### Set task
Without the pictures, can you quote each line below exactly?

### Supplied information

******************************

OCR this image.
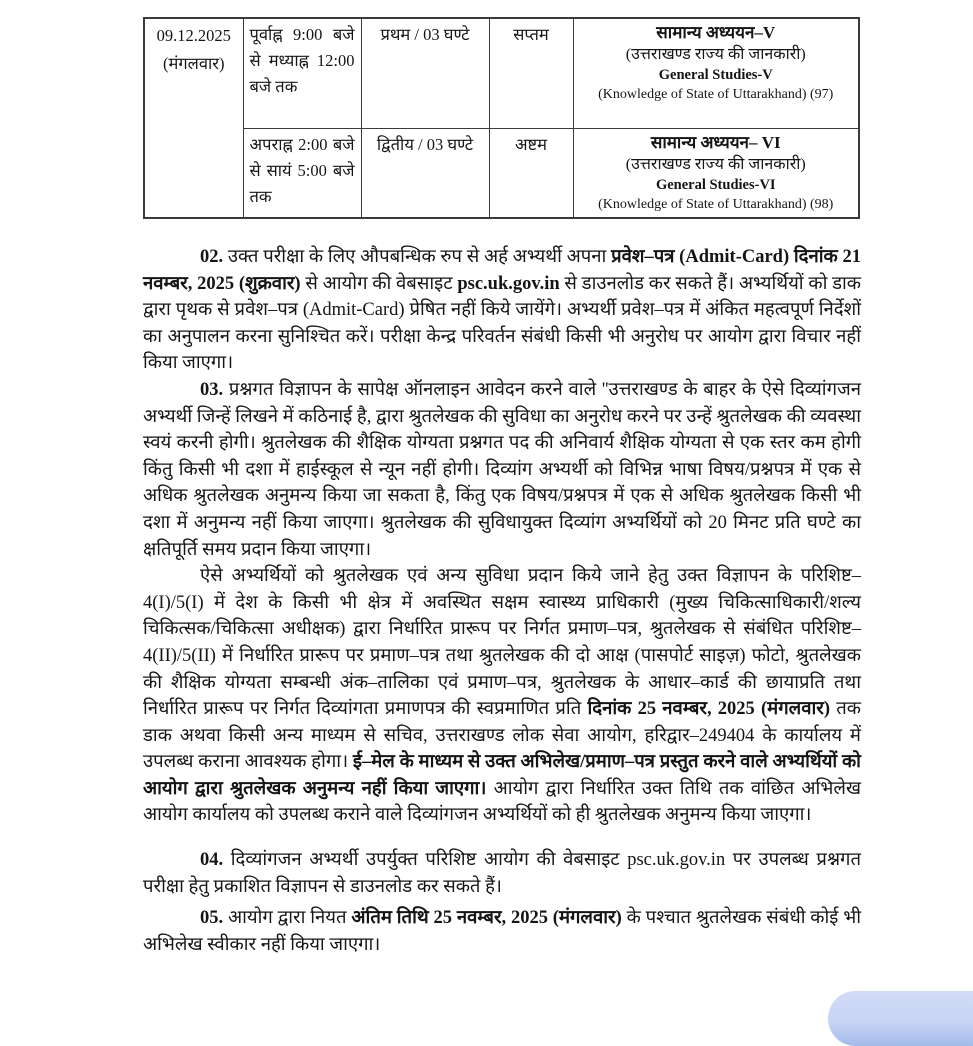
09.12.2025
(मंगलवार)
	पूर्वाह्न 9:00 बजे से मध्याह्न 12:00 बजे तक	प्रथम / 03 घण्टे	सप्तम	सामान्य अध्ययन–V
(उत्तराखण्ड राज्य की जानकारी)
General Studies-V
(Knowledge of State of Uttarakhand) (97)

	अपराह्न 2:00 बजे से सायं 5:00 बजे तक	द्वितीय / 03 घण्टे	अष्टम	सामान्य अध्ययन– VI
(उत्तराखण्ड राज्य की जानकारी)
General Studies-VI
(Knowledge of State of Uttarakhand) (98)

02. उक्त परीक्षा के लिए औपबन्धिक रुप से अर्ह अभ्यर्थी अपना प्रवेश–पत्र (Admit-Card) दिनांक 21 नवम्बर, 2025 (शुक्रवार) से आयोग की वेबसाइट psc.uk.gov.in से डाउनलोड कर सकते हैं। अभ्यर्थियों को डाक द्वारा पृथक से प्रवेश–पत्र (Admit-Card) प्रेषित नहीं किये जायेंगे। अभ्यर्थी प्रवेश–पत्र में अंकित महत्वपूर्ण निर्देशों का अनुपालन करना सुनिश्चित करें। परीक्षा केन्द्र परिवर्तन संबंधी किसी भी अनुरोध पर आयोग द्वारा विचार नहीं किया जाएगा।

03. प्रश्नगत विज्ञापन के सापेक्ष ऑनलाइन आवेदन करने वाले ''उत्तराखण्ड के बाहर के ऐसे दिव्यांगजन अभ्यर्थी जिन्हें लिखने में कठिनाई है, द्वारा श्रुतलेखक की सुविधा का अनुरोध करने पर उन्हें श्रुतलेखक की व्यवस्था स्वयं करनी होगी। श्रुतलेखक की शैक्षिक योग्यता प्रश्नगत पद की अनिवार्य शैक्षिक योग्यता से एक स्तर कम होगी किंतु किसी भी दशा में हाईस्कूल से न्यून नहीं होगी। दिव्यांग अभ्यर्थी को विभिन्न भाषा विषय/प्रश्नपत्र में एक से अधिक श्रुतलेखक अनुमन्य किया जा सकता है, किंतु एक विषय/प्रश्नपत्र में एक से अधिक श्रुतलेखक किसी भी दशा में अनुमन्य नहीं किया जाएगा। श्रुतलेखक की सुविधायुक्त दिव्यांग अभ्यर्थियों को 20 मिनट प्रति घण्टे का क्षतिपूर्ति समय प्रदान किया जाएगा।

ऐसे अभ्यर्थियों को श्रुतलेखक एवं अन्य सुविधा प्रदान किये जाने हेतु उक्त विज्ञापन के परिशिष्ट–4(I)/5(I) में देश के किसी भी क्षेत्र में अवस्थित सक्षम स्वास्थ्य प्राधिकारी (मुख्य चिकित्साधिकारी/शल्य चिकित्सक/चिकित्सा अधीक्षक) द्वारा निर्धारित प्रारूप पर निर्गत प्रमाण–पत्र, श्रुतलेखक से संबंधित परिशिष्ट–4(II)/5(II) में निर्धारित प्रारूप पर प्रमाण–पत्र तथा श्रुतलेखक की दो आक्ष (पासपोर्ट साइज़) फोटो, श्रुतलेखक की शैक्षिक योग्यता सम्बन्धी अंक–तालिका एवं प्रमाण–पत्र, श्रुतलेखक के आधार–कार्ड की छायाप्रति तथा निर्धारित प्रारूप पर निर्गत दिव्यांगता प्रमाणपत्र की स्वप्रमाणित प्रति दिनांक 25 नवम्बर, 2025 (मंगलवार) तक डाक अथवा किसी अन्य माध्यम से सचिव, उत्तराखण्ड लोक सेवा आयोग, हरिद्वार–249404 के कार्यालय में उपलब्ध कराना आवश्यक होगा। ई–मेल के माध्यम से उक्त अभिलेख/प्रमाण–पत्र प्रस्तुत करने वाले अभ्यर्थियों को आयोग द्वारा श्रुतलेखक अनुमन्य नहीं किया जाएगा। आयोग द्वारा निर्धारित उक्त तिथि तक वांछित अभिलेख आयोग कार्यालय को उपलब्ध कराने वाले दिव्यांगजन अभ्यर्थियों को ही श्रुतलेखक अनुमन्य किया जाएगा।

04. दिव्यांगजन अभ्यर्थी उपर्युक्त परिशिष्ट आयोग की वेबसाइट psc.uk.gov.in पर उपलब्ध प्रश्नगत परीक्षा हेतु प्रकाशित विज्ञापन से डाउनलोड कर सकते हैं।

05. आयोग द्वारा नियत अंतिम तिथि 25 नवम्बर, 2025 (मंगलवार) के पश्चात श्रुतलेखक संबंधी कोई भी अभिलेख स्वीकार नहीं किया जाएगा।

******************************

### Written solution
OCR this image.
09.12.2025
(मंगलवार)
	पूर्वाह्न 9:00 बजे से मध्याह्न 12:00 बजे तक	प्रथम / 03 घण्टे	सप्तम	सामान्य अध्ययन–V
(उत्तराखण्ड राज्य की जानकारी)
General Studies-V
(Knowledge of State of Uttarakhand) (97)

	अपराह्न 2:00 बजे से सायं 5:00 बजे तक	द्वितीय / 03 घण्टे	अष्टम	सामान्य अध्ययन– VI
(उत्तराखण्ड राज्य की जानकारी)
General Studies-VI
(Knowledge of State of Uttarakhand) (98)

02. उक्त परीक्षा के लिए औपबन्धिक रुप से अर्ह अभ्यर्थी अपना प्रवेश–पत्र (Admit-Card) दिनांक 21 नवम्बर, 2025 (शुक्रवार) से आयोग की वेबसाइट psc.uk.gov.in से डाउनलोड कर सकते हैं। अभ्यर्थियों को डाक द्वारा पृथक से प्रवेश–पत्र (Admit-Card) प्रेषित नहीं किये जायेंगे। अभ्यर्थी प्रवेश–पत्र में अंकित महत्वपूर्ण निर्देशों का अनुपालन करना सुनिश्चित करें। परीक्षा केन्द्र परिवर्तन संबंधी किसी भी अनुरोध पर आयोग द्वारा विचार नहीं किया जाएगा।

03. प्रश्नगत विज्ञापन के सापेक्ष ऑनलाइन आवेदन करने वाले ''उत्तराखण्ड के बाहर के ऐसे दिव्यांगजन अभ्यर्थी जिन्हें लिखने में कठिनाई है, द्वारा श्रुतलेखक की सुविधा का अनुरोध करने पर उन्हें श्रुतलेखक की व्यवस्था स्वयं करनी होगी। श्रुतलेखक की शैक्षिक योग्यता प्रश्नगत पद की अनिवार्य शैक्षिक योग्यता से एक स्तर कम होगी किंतु किसी भी दशा में हाईस्कूल से न्यून नहीं होगी। दिव्यांग अभ्यर्थी को विभिन्न भाषा विषय/प्रश्नपत्र में एक से अधिक श्रुतलेखक अनुमन्य किया जा सकता है, किंतु एक विषय/प्रश्नपत्र में एक से अधिक श्रुतलेखक किसी भी दशा में अनुमन्य नहीं किया जाएगा। श्रुतलेखक की सुविधायुक्त दिव्यांग अभ्यर्थियों को 20 मिनट प्रति घण्टे का क्षतिपूर्ति समय प्रदान किया जाएगा।

ऐसे अभ्यर्थियों को श्रुतलेखक एवं अन्य सुविधा प्रदान किये जाने हेतु उक्त विज्ञापन के परिशिष्ट–4(I)/5(I) में देश के किसी भी क्षेत्र में अवस्थित सक्षम स्वास्थ्य प्राधिकारी (मुख्य चिकित्साधिकारी/शल्य चिकित्सक/चिकित्सा अधीक्षक) द्वारा निर्धारित प्रारूप पर निर्गत प्रमाण–पत्र, श्रुतलेखक से संबंधित परिशिष्ट–4(II)/5(II) में निर्धारित प्रारूप पर प्रमाण–पत्र तथा श्रुतलेखक की दो आक्ष (पासपोर्ट साइज़) फोटो, श्रुतलेखक की शैक्षिक योग्यता सम्बन्धी अंक–तालिका एवं प्रमाण–पत्र, श्रुतलेखक के आधार–कार्ड की छायाप्रति तथा निर्धारित प्रारूप पर निर्गत दिव्यांगता प्रमाणपत्र की स्वप्रमाणित प्रति दिनांक 25 नवम्बर, 2025 (मंगलवार) तक डाक अथवा किसी अन्य माध्यम से सचिव, उत्तराखण्ड लोक सेवा आयोग, हरिद्वार–249404 के कार्यालय में उपलब्ध कराना आवश्यक होगा। ई–मेल के माध्यम से उक्त अभिलेख/प्रमाण–पत्र प्रस्तुत करने वाले अभ्यर्थियों को आयोग द्वारा श्रुतलेखक अनुमन्य नहीं किया जाएगा। आयोग द्वारा निर्धारित उक्त तिथि तक वांछित अभिलेख आयोग कार्यालय को उपलब्ध कराने वाले दिव्यांगजन अभ्यर्थियों को ही श्रुतलेखक अनुमन्य किया जाएगा।

04. दिव्यांगजन अभ्यर्थी उपर्युक्त परिशिष्ट आयोग की वेबसाइट psc.uk.gov.in पर उपलब्ध प्रश्नगत परीक्षा हेतु प्रकाशित विज्ञापन से डाउनलोड कर सकते हैं।

05. आयोग द्वारा नियत अंतिम तिथि 25 नवम्बर, 2025 (मंगलवार) के पश्चात श्रुतलेखक संबंधी कोई भी अभिलेख स्वीकार नहीं किया जाएगा।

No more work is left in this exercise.